Skip every picture and transcribe the remaining material exactly.

———

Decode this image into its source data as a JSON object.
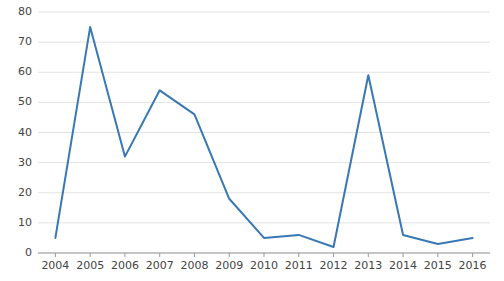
{
  "chart_data": {
    "type": "line",
    "x": [
      2004,
      2005,
      2006,
      2007,
      2008,
      2009,
      2010,
      2011,
      2012,
      2013,
      2014,
      2015,
      2016
    ],
    "values": [
      5,
      75,
      32,
      54,
      46,
      18,
      5,
      6,
      2,
      59,
      6,
      3,
      5
    ],
    "color": "#3878b4",
    "xlim": [
      2003.5,
      2016.5
    ],
    "xticks": [
      2004,
      2005,
      2006,
      2007,
      2008,
      2009,
      2010,
      2011,
      2012,
      2013,
      2014,
      2015,
      2016
    ],
    "ylim": [
      0,
      80
    ],
    "yticks": [
      0,
      10,
      20,
      30,
      40,
      50,
      60,
      70,
      80
    ],
    "grid": true
  }
}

———

Response to the exercise>
Decode this image into its source data as a JSON object.
{
  "chart_data": {
    "type": "line",
    "x": [
      2004,
      2005,
      2006,
      2007,
      2008,
      2009,
      2010,
      2011,
      2012,
      2013,
      2014,
      2015,
      2016
    ],
    "values": [
      5,
      75,
      32,
      54,
      46,
      18,
      5,
      6,
      2,
      59,
      6,
      3,
      5
    ],
    "color": "#3878b4",
    "xlim": [
      2003.5,
      2016.5
    ],
    "xticks": [
      2004,
      2005,
      2006,
      2007,
      2008,
      2009,
      2010,
      2011,
      2012,
      2013,
      2014,
      2015,
      2016
    ],
    "ylim": [
      0,
      80
    ],
    "yticks": [
      0,
      10,
      20,
      30,
      40,
      50,
      60,
      70,
      80
    ],
    "grid": true
  }
}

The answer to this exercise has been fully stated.